WRITTEN REQUEST:
Write the data below out exactly as it stands. Do not include the pictures.

GIVEN DATA:
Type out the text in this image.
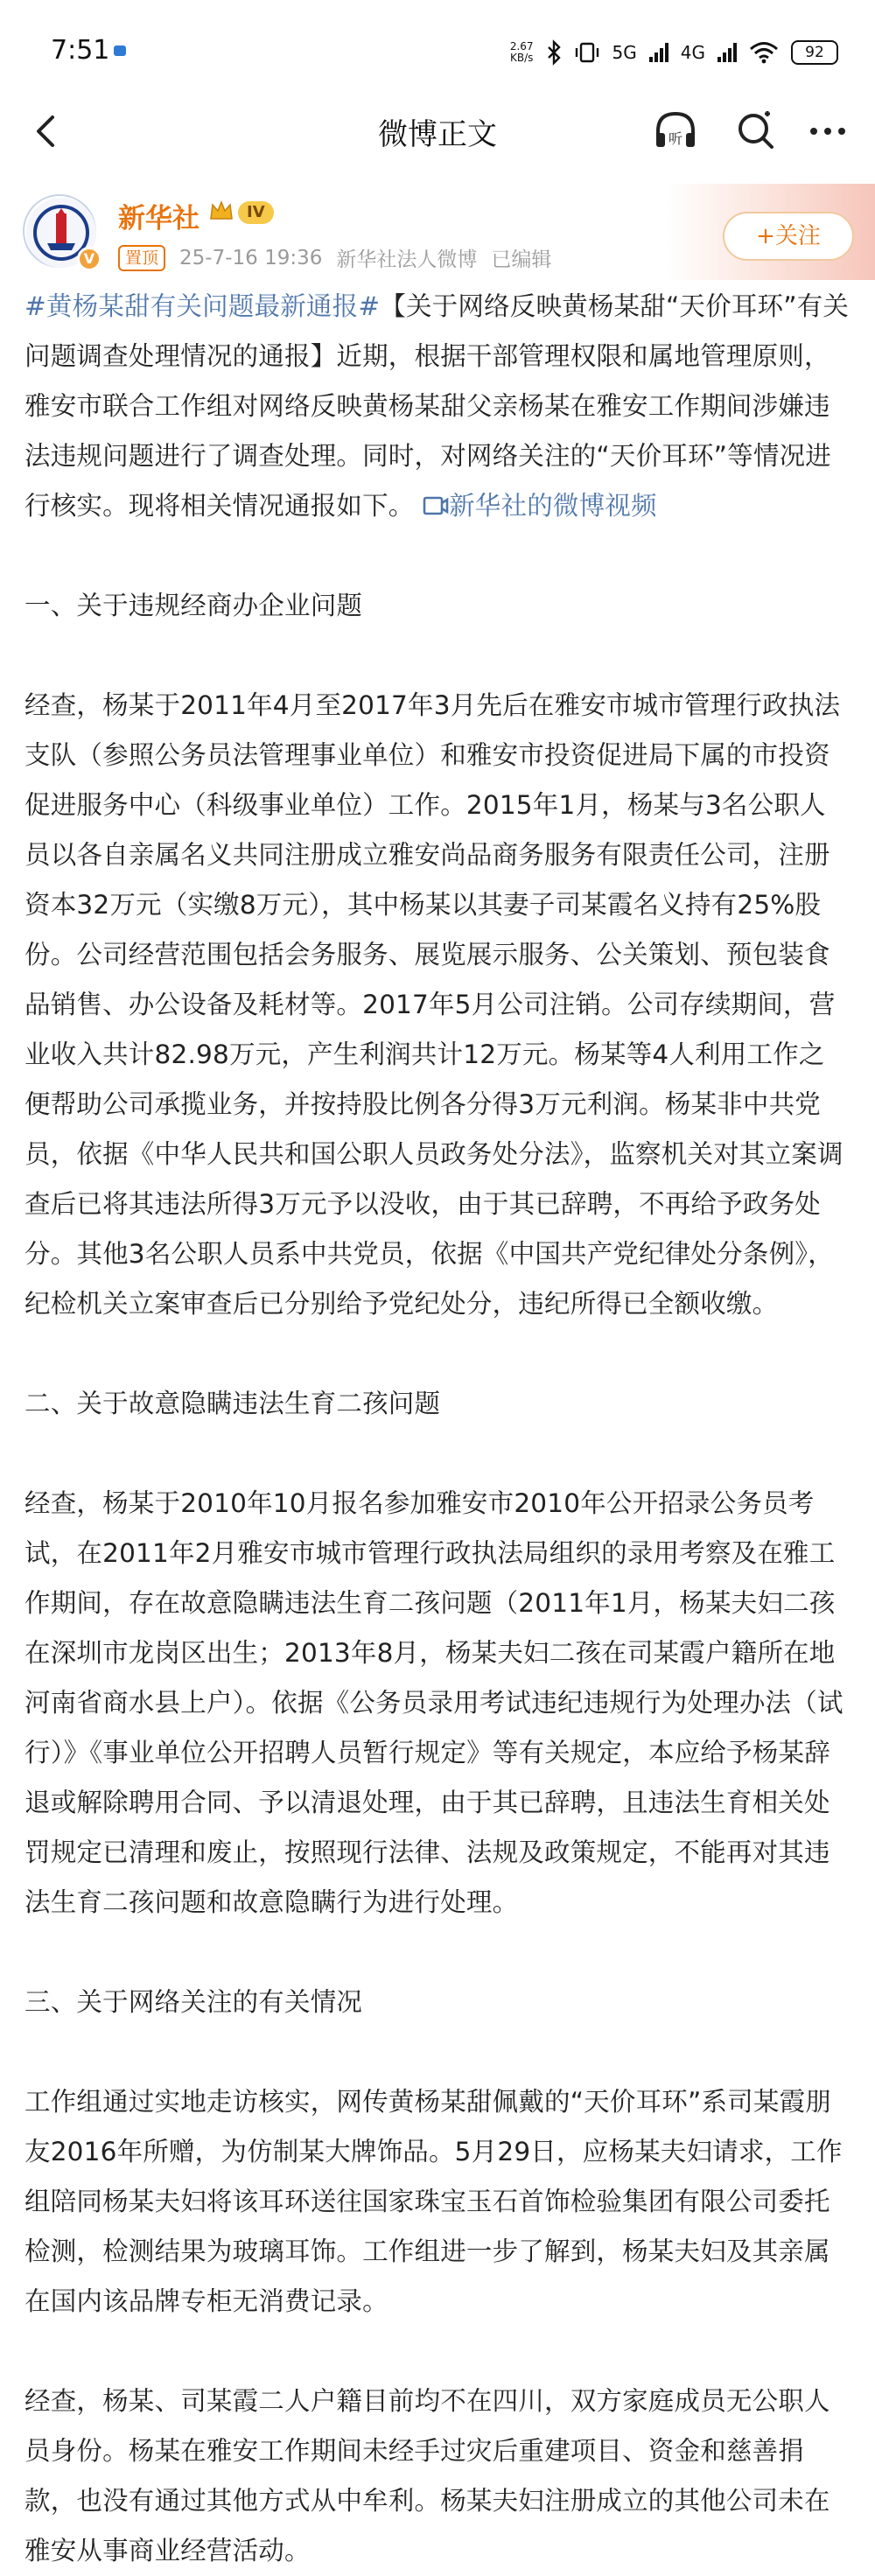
7:51	2.67
KB/s	5G	4G	92
微博正文	听
V
新华社	IV
置顶	25-7-16 19:36 新华社法人微博 已编辑
+关注

#黄杨某甜有关问题最新通报#【关于网络反映黄杨某甜“天价耳环”有关问题调查处理情况的通报】近期，根据干部管理权限和属地管理原则，雅安市联合工作组对网络反映黄杨某甜父亲杨某在雅安工作期间涉嫌违法违规问题进行了调查处理。同时，对网络关注的“天价耳环”等情况进行核实。现将相关情况通报如下。 新华社的微博视频

一、关于违规经商办企业问题

经查，杨某于2011年4月至2017年3月先后在雅安市城市管理行政执法支队（参照公务员法管理事业单位）和雅安市投资促进局下属的市投资促进服务中心（科级事业单位）工作。2015年1月，杨某与3名公职人员以各自亲属名义共同注册成立雅安尚品商务服务有限责任公司，注册资本32万元（实缴8万元），其中杨某以其妻子司某霞名义持有25%股份。公司经营范围包括会务服务、展览展示服务、公关策划、预包装食品销售、办公设备及耗材等。2017年5月公司注销。公司存续期间，营业收入共计82.98万元，产生利润共计12万元。杨某等4人利用工作之便帮助公司承揽业务，并按持股比例各分得3万元利润。杨某非中共党员，依据《中华人民共和国公职人员政务处分法》，监察机关对其立案调查后已将其违法所得3万元予以没收，由于其已辞聘，不再给予政务处分。其他3名公职人员系中共党员，依据《中国共产党纪律处分条例》，纪检机关立案审查后已分别给予党纪处分，违纪所得已全额收缴。

二、关于故意隐瞒违法生育二孩问题

经查，杨某于2010年10月报名参加雅安市2010年公开招录公务员考试，在2011年2月雅安市城市管理行政执法局组织的录用考察及在雅工作期间，存在故意隐瞒违法生育二孩问题（2011年1月，杨某夫妇二孩在深圳市龙岗区出生；2013年8月，杨某夫妇二孩在司某霞户籍所在地河南省商水县上户）。依据《公务员录用考试违纪违规行为处理办法（试行）》《事业单位公开招聘人员暂行规定》等有关规定，本应给予杨某辞退或解除聘用合同、予以清退处理，由于其已辞聘，且违法生育相关处罚规定已清理和废止，按照现行法律、法规及政策规定，不能再对其违法生育二孩问题和故意隐瞒行为进行处理。

三、关于网络关注的有关情况

工作组通过实地走访核实，网传黄杨某甜佩戴的“天价耳环”系司某霞朋友2016年所赠，为仿制某大牌饰品。5月29日，应杨某夫妇请求，工作组陪同杨某夫妇将该耳环送往国家珠宝玉石首饰检验集团有限公司委托检测，检测结果为玻璃耳饰。工作组进一步了解到，杨某夫妇及其亲属在国内该品牌专柜无消费记录。

经查，杨某、司某霞二人户籍目前均不在四川，双方家庭成员无公职人员身份。杨某在雅安工作期间未经手过灾后重建项目、资金和慈善捐款，也没有通过其他方式从中牟利。杨某夫妇注册成立的其他公司未在雅安从事商业经营活动。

COMPLETE RESPONSE:
Type out the text in this image.
7:51	2.67
KB/s	5G	4G	92
微博正文	听
V
新华社	IV
置顶	25-7-16 19:36 新华社法人微博 已编辑
+关注

#黄杨某甜有关问题最新通报#【关于网络反映黄杨某甜“天价耳环”有关问题调查处理情况的通报】近期，根据干部管理权限和属地管理原则，雅安市联合工作组对网络反映黄杨某甜父亲杨某在雅安工作期间涉嫌违法违规问题进行了调查处理。同时，对网络关注的“天价耳环”等情况进行核实。现将相关情况通报如下。 新华社的微博视频

一、关于违规经商办企业问题

经查，杨某于2011年4月至2017年3月先后在雅安市城市管理行政执法支队（参照公务员法管理事业单位）和雅安市投资促进局下属的市投资促进服务中心（科级事业单位）工作。2015年1月，杨某与3名公职人员以各自亲属名义共同注册成立雅安尚品商务服务有限责任公司，注册资本32万元（实缴8万元），其中杨某以其妻子司某霞名义持有25%股份。公司经营范围包括会务服务、展览展示服务、公关策划、预包装食品销售、办公设备及耗材等。2017年5月公司注销。公司存续期间，营业收入共计82.98万元，产生利润共计12万元。杨某等4人利用工作之便帮助公司承揽业务，并按持股比例各分得3万元利润。杨某非中共党员，依据《中华人民共和国公职人员政务处分法》，监察机关对其立案调查后已将其违法所得3万元予以没收，由于其已辞聘，不再给予政务处分。其他3名公职人员系中共党员，依据《中国共产党纪律处分条例》，纪检机关立案审查后已分别给予党纪处分，违纪所得已全额收缴。

二、关于故意隐瞒违法生育二孩问题

经查，杨某于2010年10月报名参加雅安市2010年公开招录公务员考试，在2011年2月雅安市城市管理行政执法局组织的录用考察及在雅工作期间，存在故意隐瞒违法生育二孩问题（2011年1月，杨某夫妇二孩在深圳市龙岗区出生；2013年8月，杨某夫妇二孩在司某霞户籍所在地河南省商水县上户）。依据《公务员录用考试违纪违规行为处理办法（试行）》《事业单位公开招聘人员暂行规定》等有关规定，本应给予杨某辞退或解除聘用合同、予以清退处理，由于其已辞聘，且违法生育相关处罚规定已清理和废止，按照现行法律、法规及政策规定，不能再对其违法生育二孩问题和故意隐瞒行为进行处理。

三、关于网络关注的有关情况

工作组通过实地走访核实，网传黄杨某甜佩戴的“天价耳环”系司某霞朋友2016年所赠，为仿制某大牌饰品。5月29日，应杨某夫妇请求，工作组陪同杨某夫妇将该耳环送往国家珠宝玉石首饰检验集团有限公司委托检测，检测结果为玻璃耳饰。工作组进一步了解到，杨某夫妇及其亲属在国内该品牌专柜无消费记录。

经查，杨某、司某霞二人户籍目前均不在四川，双方家庭成员无公职人员身份。杨某在雅安工作期间未经手过灾后重建项目、资金和慈善捐款，也没有通过其他方式从中牟利。杨某夫妇注册成立的其他公司未在雅安从事商业经营活动。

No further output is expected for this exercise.